Stored records:
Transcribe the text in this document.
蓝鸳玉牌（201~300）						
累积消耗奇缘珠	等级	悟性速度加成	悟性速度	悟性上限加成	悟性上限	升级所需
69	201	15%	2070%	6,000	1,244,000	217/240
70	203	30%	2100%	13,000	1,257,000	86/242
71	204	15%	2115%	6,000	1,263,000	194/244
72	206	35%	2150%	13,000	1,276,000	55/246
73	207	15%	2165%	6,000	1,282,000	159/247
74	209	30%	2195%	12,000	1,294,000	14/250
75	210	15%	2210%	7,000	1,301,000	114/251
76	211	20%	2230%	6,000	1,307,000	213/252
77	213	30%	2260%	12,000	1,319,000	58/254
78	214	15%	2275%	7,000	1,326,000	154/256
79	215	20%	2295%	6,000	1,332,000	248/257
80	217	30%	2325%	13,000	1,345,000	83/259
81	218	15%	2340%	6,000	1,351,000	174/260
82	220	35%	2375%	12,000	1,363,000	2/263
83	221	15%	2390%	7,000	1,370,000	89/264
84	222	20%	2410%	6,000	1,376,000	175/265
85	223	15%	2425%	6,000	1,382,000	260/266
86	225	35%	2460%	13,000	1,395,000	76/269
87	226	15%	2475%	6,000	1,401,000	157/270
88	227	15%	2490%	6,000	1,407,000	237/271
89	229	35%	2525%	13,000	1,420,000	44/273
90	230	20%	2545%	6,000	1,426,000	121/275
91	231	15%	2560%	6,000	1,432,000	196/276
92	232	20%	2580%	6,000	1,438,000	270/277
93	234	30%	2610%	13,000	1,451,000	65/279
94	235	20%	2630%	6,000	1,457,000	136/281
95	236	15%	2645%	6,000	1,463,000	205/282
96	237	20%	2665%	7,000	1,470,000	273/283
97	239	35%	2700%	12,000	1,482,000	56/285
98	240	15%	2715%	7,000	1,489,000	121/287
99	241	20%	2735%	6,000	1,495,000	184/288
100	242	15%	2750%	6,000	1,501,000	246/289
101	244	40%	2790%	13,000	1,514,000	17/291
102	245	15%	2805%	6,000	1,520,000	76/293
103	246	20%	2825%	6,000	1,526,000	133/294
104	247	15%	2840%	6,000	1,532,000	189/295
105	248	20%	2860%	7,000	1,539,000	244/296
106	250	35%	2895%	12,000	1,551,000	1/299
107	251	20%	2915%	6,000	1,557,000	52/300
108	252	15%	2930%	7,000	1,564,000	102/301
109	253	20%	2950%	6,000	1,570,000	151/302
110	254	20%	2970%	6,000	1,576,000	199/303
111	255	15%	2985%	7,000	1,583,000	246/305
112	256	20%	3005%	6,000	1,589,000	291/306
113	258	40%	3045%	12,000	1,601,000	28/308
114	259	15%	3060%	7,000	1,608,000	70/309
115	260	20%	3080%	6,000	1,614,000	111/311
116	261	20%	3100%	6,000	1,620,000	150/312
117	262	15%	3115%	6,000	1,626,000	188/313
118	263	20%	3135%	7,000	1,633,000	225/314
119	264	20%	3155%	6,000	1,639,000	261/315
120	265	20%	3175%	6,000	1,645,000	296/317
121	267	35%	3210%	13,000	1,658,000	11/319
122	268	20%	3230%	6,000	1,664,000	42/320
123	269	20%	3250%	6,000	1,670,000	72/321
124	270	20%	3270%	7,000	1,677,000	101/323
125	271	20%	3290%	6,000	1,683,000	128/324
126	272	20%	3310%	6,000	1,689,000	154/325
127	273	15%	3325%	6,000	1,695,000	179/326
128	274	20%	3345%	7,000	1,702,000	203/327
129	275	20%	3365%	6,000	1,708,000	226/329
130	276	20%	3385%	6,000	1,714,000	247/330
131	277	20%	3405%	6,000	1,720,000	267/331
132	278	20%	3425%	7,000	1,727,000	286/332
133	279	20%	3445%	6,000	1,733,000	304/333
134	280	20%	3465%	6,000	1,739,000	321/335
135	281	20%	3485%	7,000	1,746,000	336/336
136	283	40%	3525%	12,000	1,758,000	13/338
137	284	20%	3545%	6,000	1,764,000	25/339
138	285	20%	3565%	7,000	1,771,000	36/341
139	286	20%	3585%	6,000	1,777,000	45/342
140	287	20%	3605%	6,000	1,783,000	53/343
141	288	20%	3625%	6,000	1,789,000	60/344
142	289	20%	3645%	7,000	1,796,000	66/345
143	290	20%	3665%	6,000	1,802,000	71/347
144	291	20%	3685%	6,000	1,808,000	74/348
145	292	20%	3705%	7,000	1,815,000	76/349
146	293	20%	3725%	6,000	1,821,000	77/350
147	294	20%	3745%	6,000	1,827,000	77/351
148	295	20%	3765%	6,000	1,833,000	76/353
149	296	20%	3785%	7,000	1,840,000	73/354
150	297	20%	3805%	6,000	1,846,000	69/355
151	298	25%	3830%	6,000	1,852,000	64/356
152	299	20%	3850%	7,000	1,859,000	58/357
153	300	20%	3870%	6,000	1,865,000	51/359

==

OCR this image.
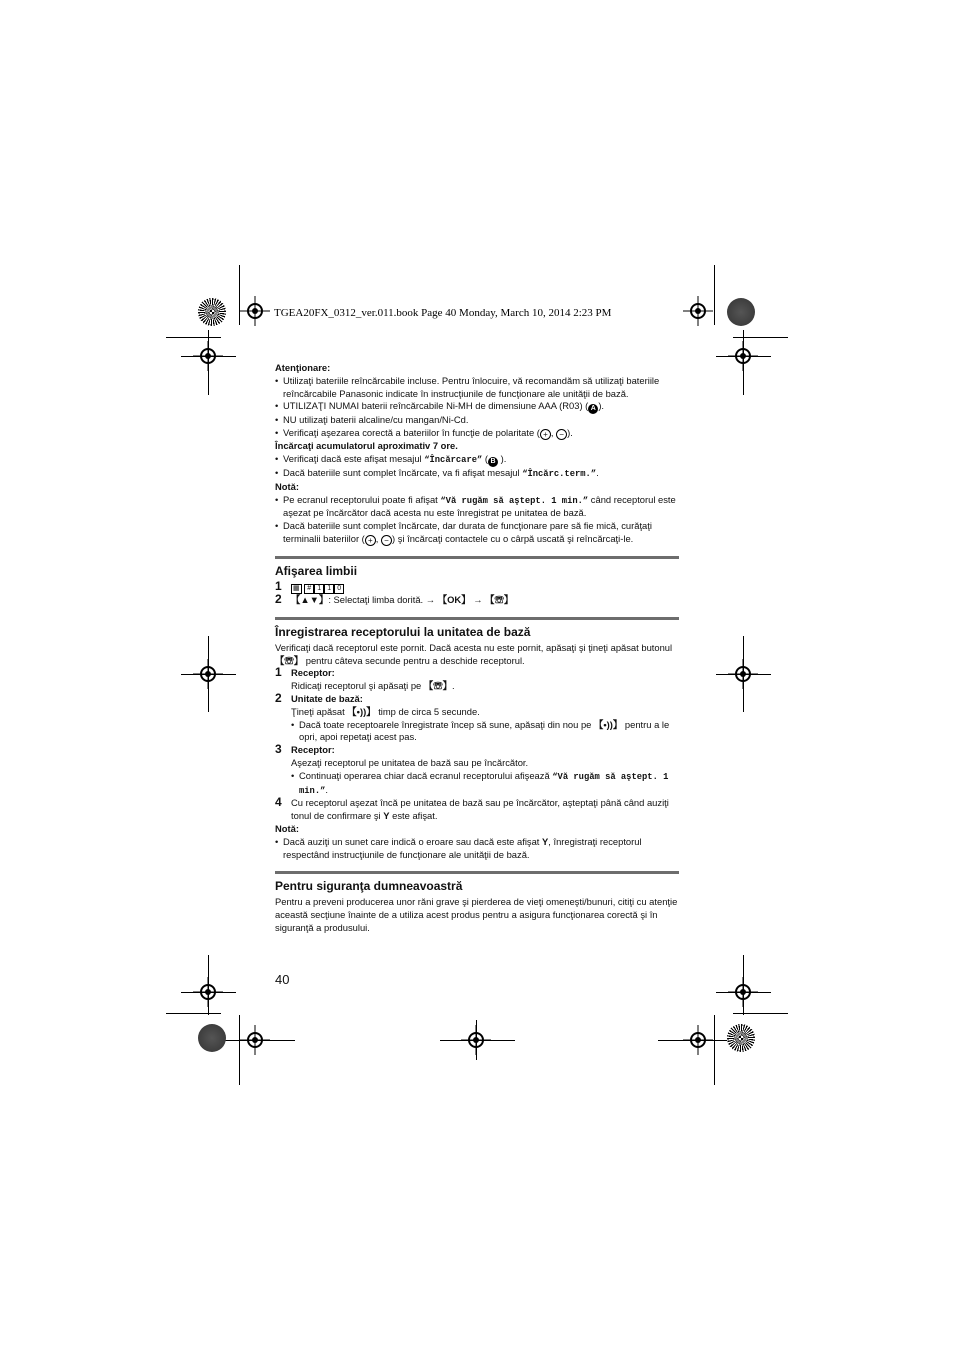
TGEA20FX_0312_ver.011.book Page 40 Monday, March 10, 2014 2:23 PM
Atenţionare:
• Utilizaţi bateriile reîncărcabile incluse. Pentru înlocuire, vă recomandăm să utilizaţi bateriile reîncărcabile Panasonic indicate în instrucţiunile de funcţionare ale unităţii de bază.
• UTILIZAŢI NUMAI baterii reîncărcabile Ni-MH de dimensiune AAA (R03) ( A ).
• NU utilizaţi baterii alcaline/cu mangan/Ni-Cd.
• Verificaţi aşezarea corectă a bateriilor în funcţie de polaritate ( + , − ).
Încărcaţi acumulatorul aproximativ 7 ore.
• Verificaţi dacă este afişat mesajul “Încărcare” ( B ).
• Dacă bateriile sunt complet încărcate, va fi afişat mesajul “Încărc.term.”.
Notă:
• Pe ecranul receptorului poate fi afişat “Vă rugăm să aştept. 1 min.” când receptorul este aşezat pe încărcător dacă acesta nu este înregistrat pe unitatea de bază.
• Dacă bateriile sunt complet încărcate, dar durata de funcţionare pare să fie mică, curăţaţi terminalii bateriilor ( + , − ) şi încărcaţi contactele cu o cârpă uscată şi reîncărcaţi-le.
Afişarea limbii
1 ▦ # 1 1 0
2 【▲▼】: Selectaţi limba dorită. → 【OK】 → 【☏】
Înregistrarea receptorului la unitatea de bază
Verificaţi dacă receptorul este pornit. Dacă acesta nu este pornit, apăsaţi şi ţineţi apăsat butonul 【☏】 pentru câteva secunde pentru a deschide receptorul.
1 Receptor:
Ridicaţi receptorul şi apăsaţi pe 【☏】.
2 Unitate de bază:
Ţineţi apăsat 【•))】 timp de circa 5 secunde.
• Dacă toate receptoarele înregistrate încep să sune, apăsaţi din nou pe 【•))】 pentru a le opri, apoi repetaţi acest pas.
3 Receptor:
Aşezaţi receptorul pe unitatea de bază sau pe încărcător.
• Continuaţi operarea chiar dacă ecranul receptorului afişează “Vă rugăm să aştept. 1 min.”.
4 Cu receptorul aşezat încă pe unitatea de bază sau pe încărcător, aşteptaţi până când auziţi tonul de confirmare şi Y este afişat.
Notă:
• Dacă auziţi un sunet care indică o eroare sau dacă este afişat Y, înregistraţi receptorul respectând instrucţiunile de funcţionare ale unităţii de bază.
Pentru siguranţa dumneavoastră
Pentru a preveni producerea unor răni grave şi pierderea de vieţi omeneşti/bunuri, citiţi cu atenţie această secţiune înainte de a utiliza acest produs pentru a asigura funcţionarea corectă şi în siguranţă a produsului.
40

## Problem statement
Which lines hold the word "unitatea"? Return all of them from the records above.

## Reply to the exercise
• Pe ecranul receptorului poate fi afişat “Vă rugăm să aştept. 1 min.” când receptorul este aşezat pe încărcător dacă acesta nu este înregistrat pe unitatea de bază.
Înregistrarea receptorului la unitatea de bază
Aşezaţi receptorul pe unitatea de bază sau pe încărcător.
4 Cu receptorul aşezat încă pe unitatea de bază sau pe încărcător, aşteptaţi până când auziţi tonul de confirmare şi Y este afişat.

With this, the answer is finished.